__DATASET ENTRIES__:
————————
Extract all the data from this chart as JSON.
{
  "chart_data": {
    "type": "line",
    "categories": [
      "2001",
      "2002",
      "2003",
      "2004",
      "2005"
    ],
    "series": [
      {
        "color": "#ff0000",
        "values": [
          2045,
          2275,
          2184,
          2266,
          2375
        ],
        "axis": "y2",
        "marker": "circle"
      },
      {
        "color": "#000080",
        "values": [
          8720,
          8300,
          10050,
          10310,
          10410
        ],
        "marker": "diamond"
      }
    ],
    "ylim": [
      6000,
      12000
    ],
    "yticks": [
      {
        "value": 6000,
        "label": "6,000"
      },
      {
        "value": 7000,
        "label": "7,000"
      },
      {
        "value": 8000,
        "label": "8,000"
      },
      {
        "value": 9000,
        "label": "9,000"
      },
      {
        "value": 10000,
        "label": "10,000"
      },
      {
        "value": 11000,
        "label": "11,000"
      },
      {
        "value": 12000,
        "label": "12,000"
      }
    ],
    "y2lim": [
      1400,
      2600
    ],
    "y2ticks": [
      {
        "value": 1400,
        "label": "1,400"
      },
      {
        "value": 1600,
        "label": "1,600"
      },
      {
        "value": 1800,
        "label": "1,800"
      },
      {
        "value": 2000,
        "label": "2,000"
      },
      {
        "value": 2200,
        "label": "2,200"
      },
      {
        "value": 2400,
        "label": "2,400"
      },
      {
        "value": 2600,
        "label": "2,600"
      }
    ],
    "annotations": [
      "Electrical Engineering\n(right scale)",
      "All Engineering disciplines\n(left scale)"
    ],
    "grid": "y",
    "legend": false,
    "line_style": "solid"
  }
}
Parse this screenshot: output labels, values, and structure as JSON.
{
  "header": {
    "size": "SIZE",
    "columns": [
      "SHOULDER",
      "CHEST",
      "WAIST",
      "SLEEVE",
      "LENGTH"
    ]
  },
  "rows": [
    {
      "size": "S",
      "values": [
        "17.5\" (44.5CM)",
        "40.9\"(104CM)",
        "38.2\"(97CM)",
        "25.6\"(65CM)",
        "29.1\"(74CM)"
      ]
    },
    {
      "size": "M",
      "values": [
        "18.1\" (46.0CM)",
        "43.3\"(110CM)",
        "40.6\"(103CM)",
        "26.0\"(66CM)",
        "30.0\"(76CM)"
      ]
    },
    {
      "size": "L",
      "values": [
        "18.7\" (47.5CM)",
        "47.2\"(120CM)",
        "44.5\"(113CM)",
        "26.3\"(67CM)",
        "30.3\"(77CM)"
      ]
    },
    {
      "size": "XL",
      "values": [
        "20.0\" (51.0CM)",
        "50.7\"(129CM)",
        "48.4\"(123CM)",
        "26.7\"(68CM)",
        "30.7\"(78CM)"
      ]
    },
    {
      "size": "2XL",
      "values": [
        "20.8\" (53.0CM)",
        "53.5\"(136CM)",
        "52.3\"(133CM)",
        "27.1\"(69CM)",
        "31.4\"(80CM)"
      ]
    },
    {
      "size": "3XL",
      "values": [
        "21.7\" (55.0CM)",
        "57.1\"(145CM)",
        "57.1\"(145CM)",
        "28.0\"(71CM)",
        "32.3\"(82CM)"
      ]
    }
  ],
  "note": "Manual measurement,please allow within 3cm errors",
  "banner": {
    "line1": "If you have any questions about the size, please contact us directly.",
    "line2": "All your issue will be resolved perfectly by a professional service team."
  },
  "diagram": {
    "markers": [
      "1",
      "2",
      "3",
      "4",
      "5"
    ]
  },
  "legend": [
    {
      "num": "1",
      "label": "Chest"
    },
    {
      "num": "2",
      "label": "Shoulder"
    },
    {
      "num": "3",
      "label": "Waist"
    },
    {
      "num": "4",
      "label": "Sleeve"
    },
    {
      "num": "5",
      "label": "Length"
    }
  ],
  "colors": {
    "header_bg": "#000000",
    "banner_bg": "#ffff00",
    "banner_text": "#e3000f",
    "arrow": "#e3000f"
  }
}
————————
__EXERCISE DETAILS__:
Produce a verbatim transcription of the entries above.

__ANSWER TO THE EXERCISE__:
Extract all the data from this chart as JSON.
{
  "chart_data": {
    "type": "line",
    "categories": [
      "2001",
      "2002",
      "2003",
      "2004",
      "2005"
    ],
    "series": [
      {
        "color": "#ff0000",
        "values": [
          2045,
          2275,
          2184,
          2266,
          2375
        ],
        "axis": "y2",
        "marker": "circle"
      },
      {
        "color": "#000080",
        "values": [
          8720,
          8300,
          10050,
          10310,
          10410
        ],
        "marker": "diamond"
      }
    ],
    "ylim": [
      6000,
      12000
    ],
    "yticks": [
      {
        "value": 6000,
        "label": "6,000"
      },
      {
        "value": 7000,
        "label": "7,000"
      },
      {
        "value": 8000,
        "label": "8,000"
      },
      {
        "value": 9000,
        "label": "9,000"
      },
      {
        "value": 10000,
        "label": "10,000"
      },
      {
        "value": 11000,
        "label": "11,000"
      },
      {
        "value": 12000,
        "label": "12,000"
      }
    ],
    "y2lim": [
      1400,
      2600
    ],
    "y2ticks": [
      {
        "value": 1400,
        "label": "1,400"
      },
      {
        "value": 1600,
        "label": "1,600"
      },
      {
        "value": 1800,
        "label": "1,800"
      },
      {
        "value": 2000,
        "label": "2,000"
      },
      {
        "value": 2200,
        "label": "2,200"
      },
      {
        "value": 2400,
        "label": "2,400"
      },
      {
        "value": 2600,
        "label": "2,600"
      }
    ],
    "annotations": [
      "Electrical Engineering\n(right scale)",
      "All Engineering disciplines\n(left scale)"
    ],
    "grid": "y",
    "legend": false,
    "line_style": "solid"
  }
}
Parse this screenshot: output labels, values, and structure as JSON.
{
  "header": {
    "size": "SIZE",
    "columns": [
      "SHOULDER",
      "CHEST",
      "WAIST",
      "SLEEVE",
      "LENGTH"
    ]
  },
  "rows": [
    {
      "size": "S",
      "values": [
        "17.5\" (44.5CM)",
        "40.9\"(104CM)",
        "38.2\"(97CM)",
        "25.6\"(65CM)",
        "29.1\"(74CM)"
      ]
    },
    {
      "size": "M",
      "values": [
        "18.1\" (46.0CM)",
        "43.3\"(110CM)",
        "40.6\"(103CM)",
        "26.0\"(66CM)",
        "30.0\"(76CM)"
      ]
    },
    {
      "size": "L",
      "values": [
        "18.7\" (47.5CM)",
        "47.2\"(120CM)",
        "44.5\"(113CM)",
        "26.3\"(67CM)",
        "30.3\"(77CM)"
      ]
    },
    {
      "size": "XL",
      "values": [
        "20.0\" (51.0CM)",
        "50.7\"(129CM)",
        "48.4\"(123CM)",
        "26.7\"(68CM)",
        "30.7\"(78CM)"
      ]
    },
    {
      "size": "2XL",
      "values": [
        "20.8\" (53.0CM)",
        "53.5\"(136CM)",
        "52.3\"(133CM)",
        "27.1\"(69CM)",
        "31.4\"(80CM)"
      ]
    },
    {
      "size": "3XL",
      "values": [
        "21.7\" (55.0CM)",
        "57.1\"(145CM)",
        "57.1\"(145CM)",
        "28.0\"(71CM)",
        "32.3\"(82CM)"
      ]
    }
  ],
  "note": "Manual measurement,please allow within 3cm errors",
  "banner": {
    "line1": "If you have any questions about the size, please contact us directly.",
    "line2": "All your issue will be resolved perfectly by a professional service team."
  },
  "diagram": {
    "markers": [
      "1",
      "2",
      "3",
      "4",
      "5"
    ]
  },
  "legend": [
    {
      "num": "1",
      "label": "Chest"
    },
    {
      "num": "2",
      "label": "Shoulder"
    },
    {
      "num": "3",
      "label": "Waist"
    },
    {
      "num": "4",
      "label": "Sleeve"
    },
    {
      "num": "5",
      "label": "Length"
    }
  ],
  "colors": {
    "header_bg": "#000000",
    "banner_bg": "#ffff00",
    "banner_text": "#e3000f",
    "arrow": "#e3000f"
  }
}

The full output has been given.